**WRITTEN EXERCISE**: Search the listing for the string "Sectors" and copy every line that contains it.

**Data entries**:
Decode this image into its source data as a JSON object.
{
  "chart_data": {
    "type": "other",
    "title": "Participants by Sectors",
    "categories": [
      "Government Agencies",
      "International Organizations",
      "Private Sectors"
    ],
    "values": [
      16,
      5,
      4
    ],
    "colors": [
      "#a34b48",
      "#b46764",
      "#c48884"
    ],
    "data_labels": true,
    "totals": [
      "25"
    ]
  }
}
--
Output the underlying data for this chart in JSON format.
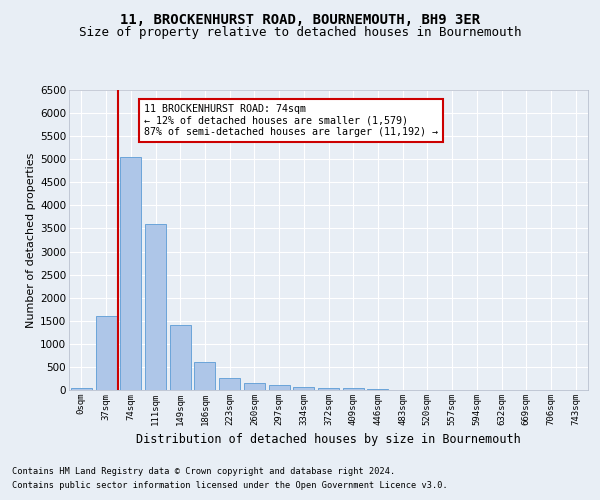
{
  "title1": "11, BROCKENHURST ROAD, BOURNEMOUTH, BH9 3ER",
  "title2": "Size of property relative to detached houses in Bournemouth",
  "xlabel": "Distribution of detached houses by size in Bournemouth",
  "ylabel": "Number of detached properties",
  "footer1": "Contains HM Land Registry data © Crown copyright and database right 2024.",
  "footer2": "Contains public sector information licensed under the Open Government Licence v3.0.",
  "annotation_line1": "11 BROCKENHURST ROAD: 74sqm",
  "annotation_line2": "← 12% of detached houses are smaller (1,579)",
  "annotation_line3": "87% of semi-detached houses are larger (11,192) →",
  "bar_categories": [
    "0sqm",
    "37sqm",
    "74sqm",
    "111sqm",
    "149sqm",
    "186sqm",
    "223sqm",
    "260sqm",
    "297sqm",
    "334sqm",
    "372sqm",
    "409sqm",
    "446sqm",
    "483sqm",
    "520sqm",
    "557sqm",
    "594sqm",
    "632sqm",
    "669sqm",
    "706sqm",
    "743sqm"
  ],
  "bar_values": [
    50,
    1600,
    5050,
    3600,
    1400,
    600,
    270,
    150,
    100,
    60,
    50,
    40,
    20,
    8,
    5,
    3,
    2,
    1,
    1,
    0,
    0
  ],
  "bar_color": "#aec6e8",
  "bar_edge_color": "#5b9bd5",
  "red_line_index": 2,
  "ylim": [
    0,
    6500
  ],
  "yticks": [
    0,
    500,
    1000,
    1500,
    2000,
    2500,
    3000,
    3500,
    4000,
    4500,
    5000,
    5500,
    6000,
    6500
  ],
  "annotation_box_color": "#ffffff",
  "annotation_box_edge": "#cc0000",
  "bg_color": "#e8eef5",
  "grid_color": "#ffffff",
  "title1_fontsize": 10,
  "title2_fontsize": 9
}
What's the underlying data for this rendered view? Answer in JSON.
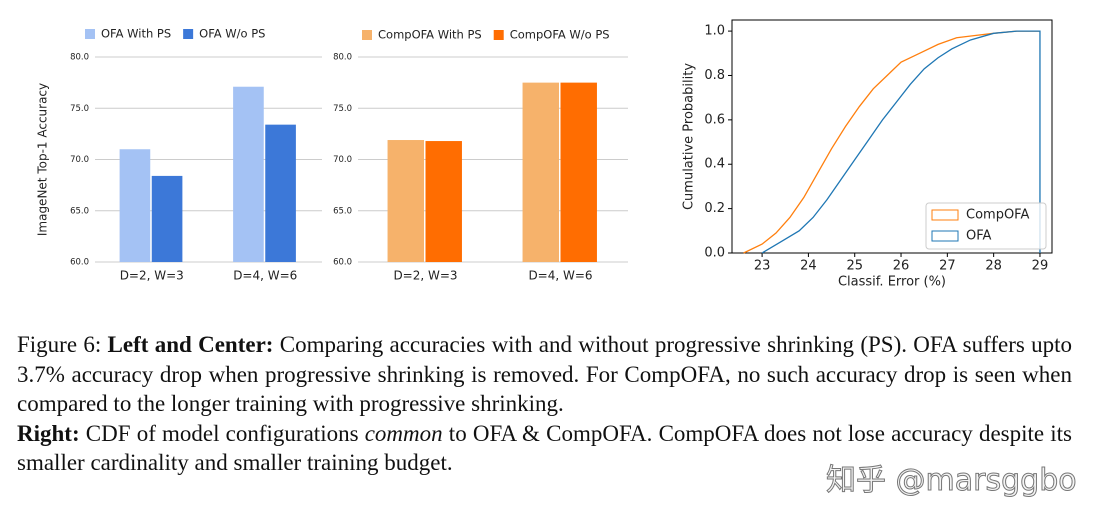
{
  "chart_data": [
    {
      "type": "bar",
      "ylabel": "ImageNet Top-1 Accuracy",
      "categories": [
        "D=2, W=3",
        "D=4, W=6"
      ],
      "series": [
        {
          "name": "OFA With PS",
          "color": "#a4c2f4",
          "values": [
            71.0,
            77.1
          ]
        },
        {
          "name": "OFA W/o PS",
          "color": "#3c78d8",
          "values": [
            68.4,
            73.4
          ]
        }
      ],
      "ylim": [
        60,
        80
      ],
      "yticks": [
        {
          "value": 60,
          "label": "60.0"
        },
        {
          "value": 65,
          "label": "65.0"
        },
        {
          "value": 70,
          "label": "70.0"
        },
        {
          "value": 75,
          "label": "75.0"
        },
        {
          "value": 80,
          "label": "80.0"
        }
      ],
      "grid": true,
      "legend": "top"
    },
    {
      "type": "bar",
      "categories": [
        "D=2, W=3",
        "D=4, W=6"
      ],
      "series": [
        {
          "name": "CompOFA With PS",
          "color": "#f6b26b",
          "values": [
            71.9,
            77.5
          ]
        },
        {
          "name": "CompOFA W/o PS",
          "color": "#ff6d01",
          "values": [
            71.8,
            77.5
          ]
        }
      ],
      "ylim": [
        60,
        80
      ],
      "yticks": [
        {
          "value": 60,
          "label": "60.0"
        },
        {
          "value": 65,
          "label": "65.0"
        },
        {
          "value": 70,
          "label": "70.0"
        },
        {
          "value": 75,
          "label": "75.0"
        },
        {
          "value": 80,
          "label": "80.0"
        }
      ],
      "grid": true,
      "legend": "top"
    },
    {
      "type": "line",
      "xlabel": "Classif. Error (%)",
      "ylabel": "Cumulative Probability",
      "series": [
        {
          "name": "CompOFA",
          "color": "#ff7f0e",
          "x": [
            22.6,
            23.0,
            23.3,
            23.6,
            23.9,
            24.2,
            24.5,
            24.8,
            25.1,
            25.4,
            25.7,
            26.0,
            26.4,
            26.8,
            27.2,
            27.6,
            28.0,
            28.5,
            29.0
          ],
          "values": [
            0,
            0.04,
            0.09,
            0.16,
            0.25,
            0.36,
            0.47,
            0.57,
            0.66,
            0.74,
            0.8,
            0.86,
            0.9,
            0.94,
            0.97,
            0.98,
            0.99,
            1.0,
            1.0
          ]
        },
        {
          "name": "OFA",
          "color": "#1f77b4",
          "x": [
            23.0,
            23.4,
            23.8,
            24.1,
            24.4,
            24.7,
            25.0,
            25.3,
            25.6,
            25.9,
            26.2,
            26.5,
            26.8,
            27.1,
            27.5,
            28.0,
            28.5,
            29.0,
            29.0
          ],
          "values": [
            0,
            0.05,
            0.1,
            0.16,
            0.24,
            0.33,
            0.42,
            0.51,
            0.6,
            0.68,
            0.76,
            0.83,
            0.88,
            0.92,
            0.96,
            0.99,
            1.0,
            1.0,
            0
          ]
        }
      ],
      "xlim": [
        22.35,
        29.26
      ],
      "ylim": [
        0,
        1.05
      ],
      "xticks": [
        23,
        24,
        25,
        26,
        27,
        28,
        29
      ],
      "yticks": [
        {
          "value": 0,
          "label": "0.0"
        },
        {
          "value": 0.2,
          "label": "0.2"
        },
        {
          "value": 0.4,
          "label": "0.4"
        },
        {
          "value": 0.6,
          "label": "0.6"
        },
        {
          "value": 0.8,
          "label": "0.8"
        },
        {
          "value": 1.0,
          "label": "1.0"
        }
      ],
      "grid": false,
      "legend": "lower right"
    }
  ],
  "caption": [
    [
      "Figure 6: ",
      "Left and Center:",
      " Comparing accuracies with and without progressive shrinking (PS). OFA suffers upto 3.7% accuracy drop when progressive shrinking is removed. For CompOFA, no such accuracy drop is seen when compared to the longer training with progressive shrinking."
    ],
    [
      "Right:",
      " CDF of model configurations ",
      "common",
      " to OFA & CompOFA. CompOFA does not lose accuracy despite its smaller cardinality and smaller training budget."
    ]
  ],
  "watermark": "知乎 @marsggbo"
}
...
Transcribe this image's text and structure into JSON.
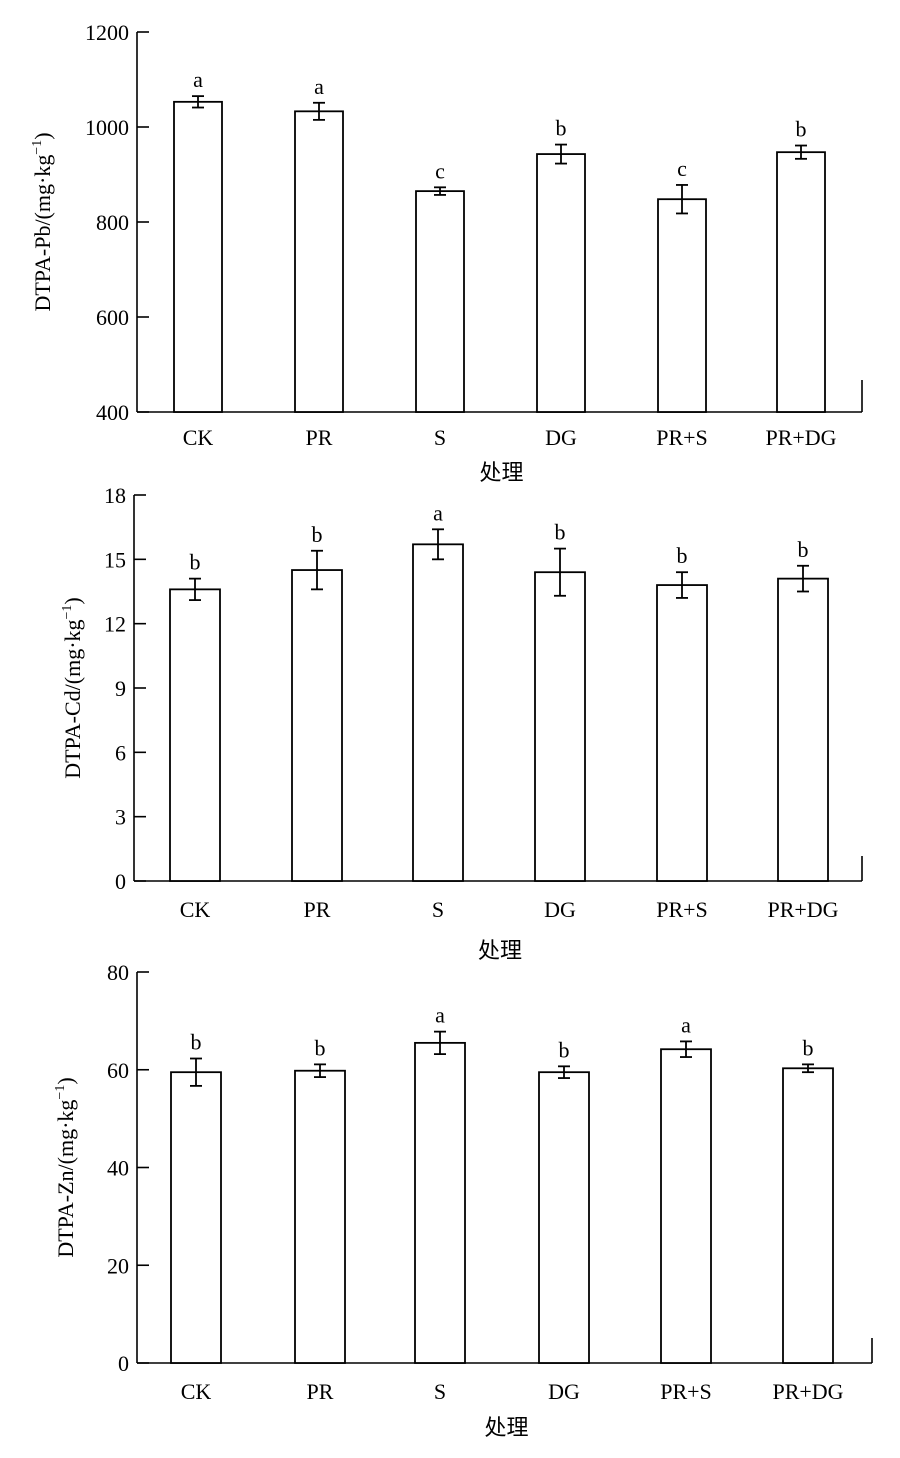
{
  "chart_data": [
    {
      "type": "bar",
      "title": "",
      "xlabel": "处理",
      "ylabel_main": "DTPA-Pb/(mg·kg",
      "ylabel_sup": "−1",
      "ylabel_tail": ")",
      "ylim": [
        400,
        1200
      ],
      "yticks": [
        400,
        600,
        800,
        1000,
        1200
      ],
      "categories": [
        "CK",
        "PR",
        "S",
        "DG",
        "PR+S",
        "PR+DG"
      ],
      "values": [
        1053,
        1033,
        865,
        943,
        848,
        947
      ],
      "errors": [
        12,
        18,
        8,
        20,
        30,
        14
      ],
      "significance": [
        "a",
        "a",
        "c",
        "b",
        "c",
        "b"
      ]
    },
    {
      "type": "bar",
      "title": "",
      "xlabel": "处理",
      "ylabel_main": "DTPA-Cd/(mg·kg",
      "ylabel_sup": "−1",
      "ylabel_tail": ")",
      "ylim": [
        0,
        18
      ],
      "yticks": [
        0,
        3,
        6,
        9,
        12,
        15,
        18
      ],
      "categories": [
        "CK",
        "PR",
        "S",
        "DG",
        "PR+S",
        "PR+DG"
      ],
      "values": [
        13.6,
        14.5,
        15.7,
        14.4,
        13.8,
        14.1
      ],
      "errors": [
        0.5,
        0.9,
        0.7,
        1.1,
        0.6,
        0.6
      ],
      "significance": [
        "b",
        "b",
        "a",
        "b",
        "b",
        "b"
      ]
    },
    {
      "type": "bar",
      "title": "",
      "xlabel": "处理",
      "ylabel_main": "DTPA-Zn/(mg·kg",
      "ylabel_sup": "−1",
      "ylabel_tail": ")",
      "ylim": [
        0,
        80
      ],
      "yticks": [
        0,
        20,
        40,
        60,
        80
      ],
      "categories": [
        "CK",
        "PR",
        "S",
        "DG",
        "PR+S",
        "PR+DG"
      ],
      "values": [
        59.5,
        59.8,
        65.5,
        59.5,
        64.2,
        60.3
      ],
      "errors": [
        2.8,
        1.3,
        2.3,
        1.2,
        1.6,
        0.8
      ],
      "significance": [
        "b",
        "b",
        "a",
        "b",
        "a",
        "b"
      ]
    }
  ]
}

**COMPLETE OUTPUT**:
    "title": "Participants by Sectors",
      "Private Sectors"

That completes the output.